* [Task goal]
Copy out, without changes, the lines of the data starting at the line that contains "value-label: 26% [296,124,320,136]" and ending at the line that contains "value-label: 4% [534,97,550,109]", including both of those lines.

# START OF Exercise materials

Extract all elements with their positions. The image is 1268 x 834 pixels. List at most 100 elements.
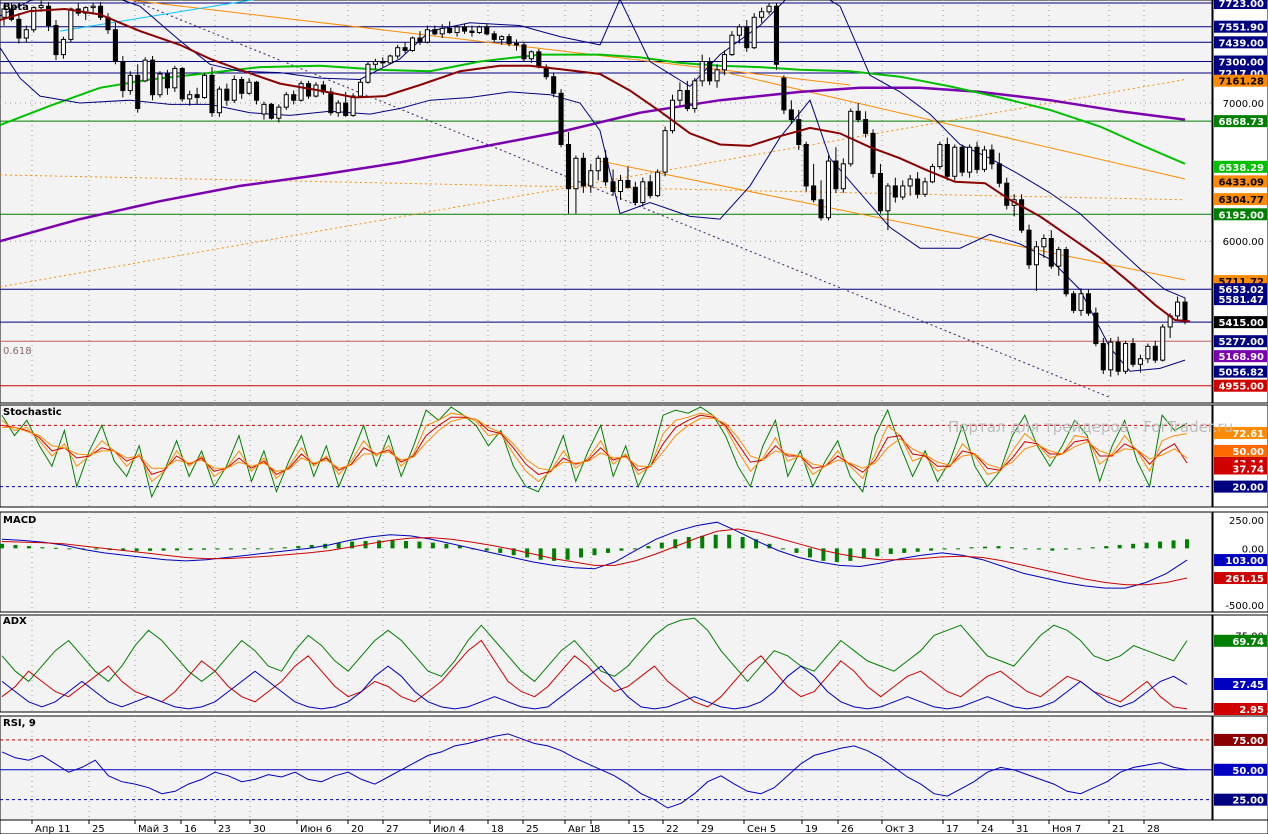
candle[interactable] [224,83,230,106]
candle[interactable] [1115,336,1121,376]
candle[interactable] [551,72,557,98]
candle[interactable] [1145,343,1151,363]
candle[interactable] [655,169,661,198]
candle[interactable] [491,31,497,43]
candle[interactable] [461,24,468,34]
candle[interactable] [1160,324,1166,362]
candle[interactable] [907,174,913,196]
candle[interactable] [699,54,705,87]
candle[interactable] [254,80,260,105]
candle[interactable] [877,163,884,214]
candle[interactable] [283,91,289,110]
candle[interactable] [885,183,891,231]
candle[interactable] [944,137,950,181]
candle[interactable] [781,75,787,115]
candle[interactable] [610,169,616,196]
candle[interactable] [1078,288,1084,316]
candle[interactable] [372,58,378,70]
candle[interactable] [840,158,846,193]
candle[interactable] [1004,177,1010,210]
candle[interactable] [632,181,638,206]
candle[interactable] [68,7,74,43]
candle[interactable] [246,78,252,95]
candle[interactable] [202,72,208,99]
candle[interactable] [1,4,7,26]
candle[interactable] [513,39,520,51]
candle[interactable] [714,64,720,88]
candle[interactable] [172,65,178,92]
candle[interactable] [922,177,928,198]
candle[interactable] [476,25,482,34]
candle[interactable] [580,152,586,193]
candle[interactable] [291,90,297,105]
candle[interactable] [506,33,512,47]
candle[interactable] [811,163,817,203]
candle[interactable] [565,132,572,214]
candle[interactable] [736,24,742,44]
candle[interactable] [617,174,624,200]
candle[interactable] [669,94,676,134]
candle[interactable] [387,54,393,65]
candle[interactable] [773,3,780,70]
candle[interactable] [684,80,690,112]
candle[interactable] [157,71,163,98]
candle[interactable] [825,155,832,221]
candle[interactable] [833,147,839,193]
candle[interactable] [409,36,416,52]
rsi-panel[interactable]: 75.00 50.00 25.00 [0,715,1268,821]
candle[interactable] [298,80,304,102]
candle[interactable] [744,20,750,52]
candle[interactable] [432,25,438,36]
macd-panel[interactable]: 250.00 0.00 -500.00 103.00 261.15 [0,511,1268,613]
candle[interactable] [209,67,215,117]
candle[interactable] [1033,241,1039,292]
candle[interactable] [1071,291,1077,314]
candle[interactable] [380,57,386,68]
candle[interactable] [402,42,408,54]
candle[interactable] [216,86,222,117]
candle[interactable] [305,80,312,99]
candle[interactable] [164,69,170,95]
candle[interactable] [424,25,430,44]
candle[interactable] [16,13,22,44]
candle[interactable] [60,36,66,59]
candle[interactable] [1041,234,1047,258]
candle[interactable] [588,163,594,193]
candle[interactable] [179,67,185,102]
candle[interactable] [98,2,104,21]
candle[interactable] [268,102,274,120]
price-panel[interactable]: 6000.00 7000.00 7723.00 7551.90 7439.00 7300.… [0,0,1268,404]
candle[interactable] [662,126,668,177]
candle[interactable] [729,31,735,56]
candle[interactable] [150,55,156,101]
candle[interactable] [528,50,534,63]
candle[interactable] [640,177,646,207]
candle[interactable] [1130,338,1136,368]
candle[interactable] [959,144,965,177]
candle[interactable] [558,89,564,148]
candle[interactable] [870,129,876,178]
candle[interactable] [127,71,133,95]
candle[interactable] [915,172,921,199]
candle[interactable] [454,25,460,37]
candle[interactable] [365,61,371,84]
candle[interactable] [1063,246,1069,297]
candle[interactable] [677,82,683,106]
candle[interactable] [751,13,757,50]
candle[interactable] [952,144,958,181]
candle[interactable] [142,57,148,83]
candle[interactable] [499,35,505,45]
candle[interactable] [395,44,401,59]
candle[interactable] [239,76,245,99]
candle[interactable] [759,7,765,23]
candle[interactable] [8,3,14,22]
candle[interactable] [1152,340,1158,363]
candle[interactable] [1137,354,1143,373]
candle[interactable] [974,141,980,174]
candle[interactable] [112,22,118,65]
candle[interactable] [721,50,728,76]
candle[interactable] [707,57,713,86]
candle[interactable] [23,25,29,43]
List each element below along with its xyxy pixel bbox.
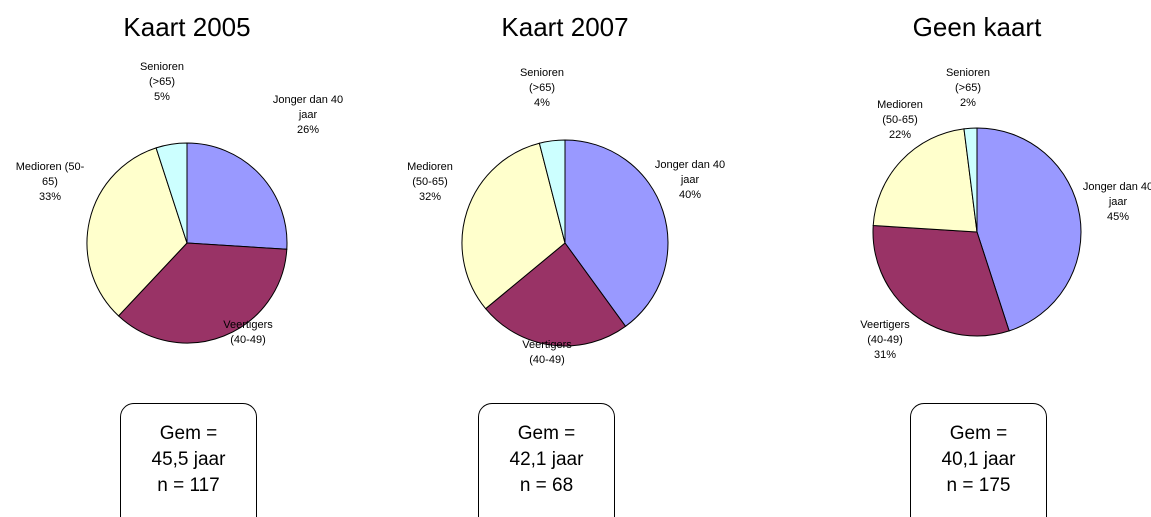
value-label: 26% [296,124,320,136]
category-label: Jonger dan 40 jaar [1082,181,1151,208]
chart-title: Kaart 2005 [123,12,251,42]
pie-slice [186,142,288,250]
stats-box: Gem = 42,1 jaar n = 68 [478,403,615,517]
category-label: Senioren (>65) [139,61,185,88]
pie-slice [538,139,566,244]
stats-box: Gem = 40,1 jaar n = 175 [910,403,1047,517]
value-label: 2% [960,97,976,109]
slice-label: Veertigers (40-49) [213,318,283,348]
value-label: 4% [534,97,550,109]
stats-text: Gem = [517,423,576,444]
pie-slice [155,142,188,244]
stats-text: Gem = [159,423,218,444]
pie-slice [976,127,1082,332]
slice-label: Medioren (50-65) 32% [403,160,458,205]
slice-label: Veertigers (40-49) [512,338,582,368]
pie-slice [564,139,669,328]
pie-slice [86,147,188,317]
pie-slice [484,242,627,347]
value-label: 40% [678,189,702,201]
category-label: Veertigers (40-49) [223,319,273,346]
category-label: Veertigers (40-49) [860,319,910,346]
value-label: 22% [888,129,912,141]
stats-text: n = 175 [946,475,1011,496]
slice-label: Medioren (50-65) 22% [873,98,928,143]
value-label: 5% [154,91,170,103]
pie-slice [872,224,1010,337]
value-label: 33% [38,191,62,203]
slice-label: Veertigers (40-49) 31% [850,318,920,363]
stats-text: 42,1 jaar [509,449,584,470]
chart-title: Kaart 2007 [501,12,629,42]
value-label: 45% [1106,211,1130,223]
slice-label: Senioren (>65) 2% [938,66,998,111]
category-label: Senioren (>65) [945,67,991,94]
slice-label: Jonger dan 40 jaar 26% [268,93,348,138]
category-label: Medioren (50-65) [877,99,923,126]
chart-title: Geen kaart [912,12,1042,42]
stats-text: n = 117 [157,475,220,496]
stats-box: Gem = 45,5 jaar n = 117 [120,403,257,517]
category-label: Jonger dan 40 jaar [272,94,344,121]
category-label: Jonger dan 40 jaar [654,159,726,186]
stats-text: 45,5 jaar [151,449,226,470]
slice-label: Jonger dan 40 jaar 45% [1078,180,1151,225]
category-label: Medioren (50-65) [15,161,85,188]
slice-label: Senioren (>65) 4% [512,66,572,111]
pie-slice [461,142,566,310]
category-label: Medioren (50-65) [407,161,453,188]
pie-slice [872,128,978,233]
category-label: Veertigers (40-49) [522,339,572,366]
pie-slice [117,242,288,344]
slice-label: Jonger dan 40 jaar 40% [650,158,730,203]
value-label: 32% [418,191,442,203]
stats-text: Gem = [949,423,1008,444]
category-label: Senioren (>65) [519,67,565,94]
stats-text: n = 68 [519,475,574,496]
slice-label: Senioren (>65) 5% [132,60,192,105]
stats-text: 40,1 jaar [941,449,1016,470]
slice-label: Medioren (50-65) 33% [9,160,91,205]
value-label: 31% [873,349,897,361]
pie-slice [963,127,978,233]
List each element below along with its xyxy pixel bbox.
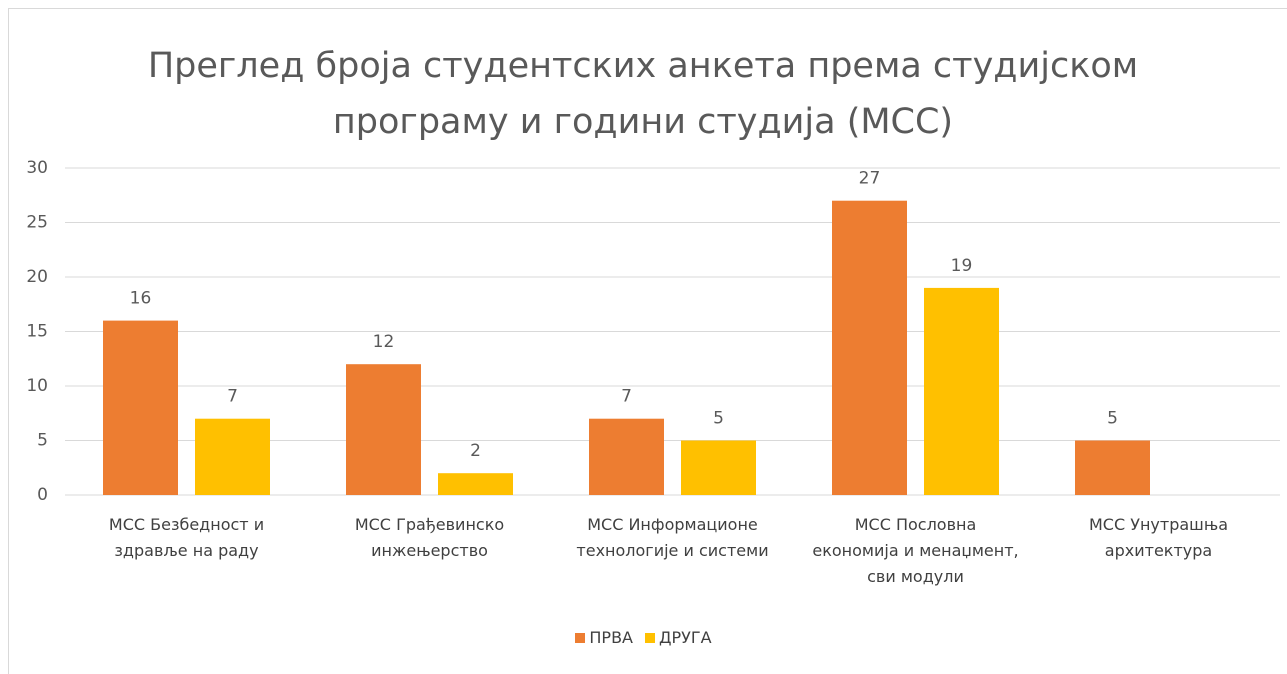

# END OF Exercise materials

* [Solution]
value-label: 26% [296,124,320,136]
category-label: Jonger dan 40 jaar [1082,181,1151,208]
chart-title: Kaart 2005 [123,12,251,42]
pie-slice [186,142,288,250]
stats-box: Gem = 42,1 jaar n = 68 [478,403,615,517]
category-label: Senioren (>65) [139,61,185,88]
pie-slice [538,139,566,244]
stats-box: Gem = 40,1 jaar n = 175 [910,403,1047,517]
value-label: 2% [960,97,976,109]
slice-label: Veertigers (40-49) [213,318,283,348]
value-label: 4% [534,97,550,109]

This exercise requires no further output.